Your goal | Using the listing below, extract each line that has the word "color" in it.

(Saved data entries)
________

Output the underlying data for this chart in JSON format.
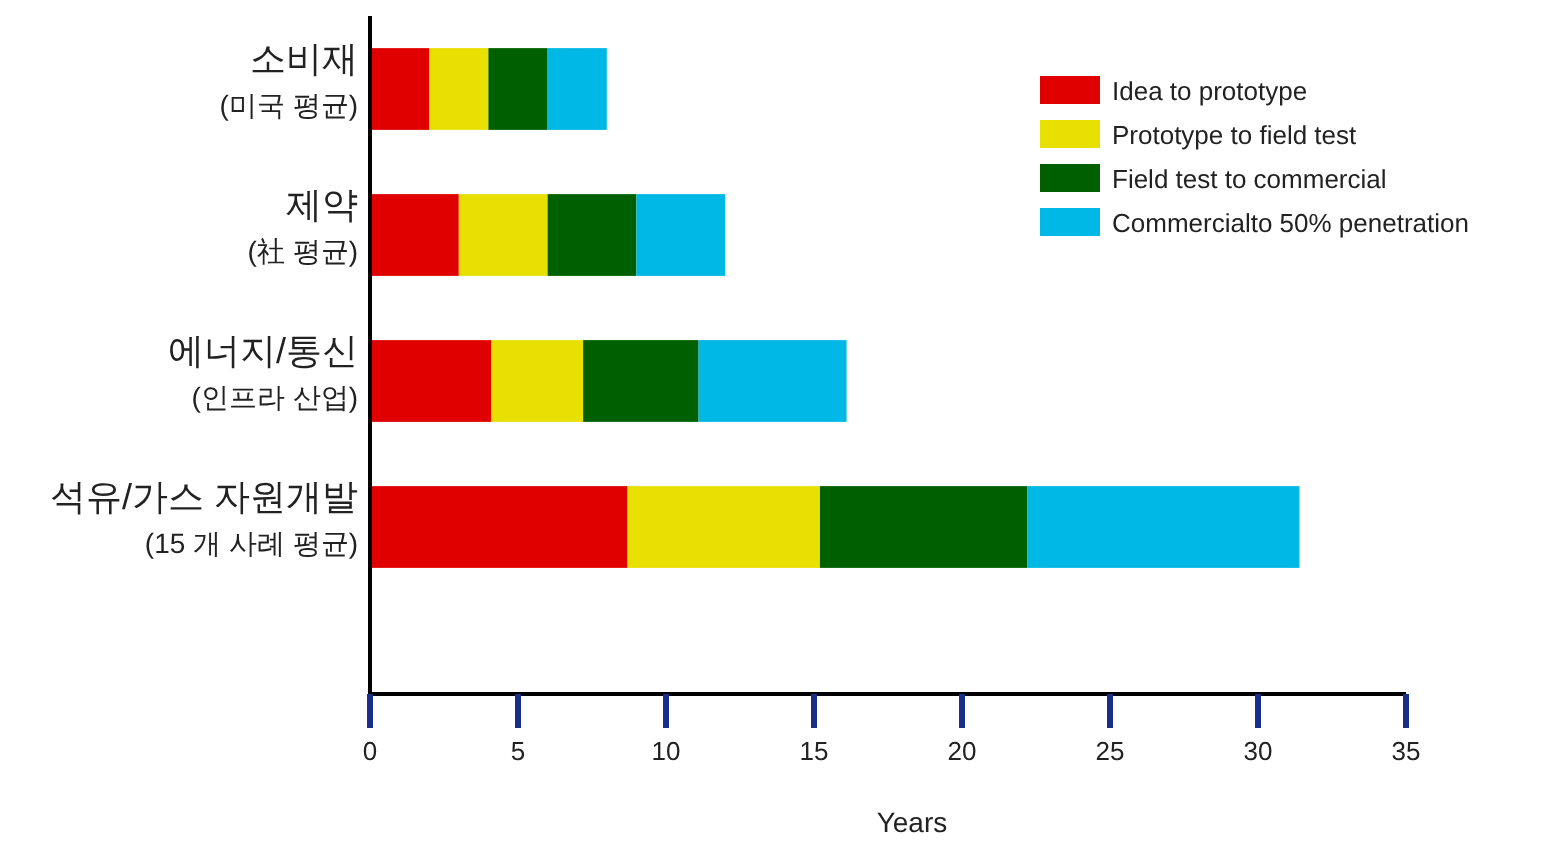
{
  "chart_data": {
    "type": "bar",
    "orientation": "horizontal",
    "stacked": true,
    "xlabel": "Years",
    "categories": [
      "소비재\n(미국 평균)",
      "제약\n(社 평균)",
      "에너지/통신\n(인프라 산업)",
      "석유/가스 자원개발\n(15 개 사례 평균)"
    ],
    "series": [
      {
        "name": "Idea to prototype",
        "color": "#e00000",
        "values": [
          2,
          3,
          4.1,
          8.7
        ]
      },
      {
        "name": "Prototype to field test",
        "color": "#e8e000",
        "values": [
          2,
          3,
          3.1,
          6.5
        ]
      },
      {
        "name": "Field test to commercial",
        "color": "#006000",
        "values": [
          2,
          3,
          3.9,
          7
        ]
      },
      {
        "name": "Commercialto 50% penetration",
        "color": "#00b8e6",
        "values": [
          2,
          3,
          5,
          9.2
        ]
      }
    ],
    "xlim": [
      0,
      35
    ],
    "xticks": [
      0,
      5,
      10,
      15,
      20,
      25,
      30,
      35
    ],
    "legend": "top right"
  }
}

________

Finished task |
        "color": "#e00000",
        "color": "#e8e000",
        "color": "#006000",
        "color": "#00b8e6",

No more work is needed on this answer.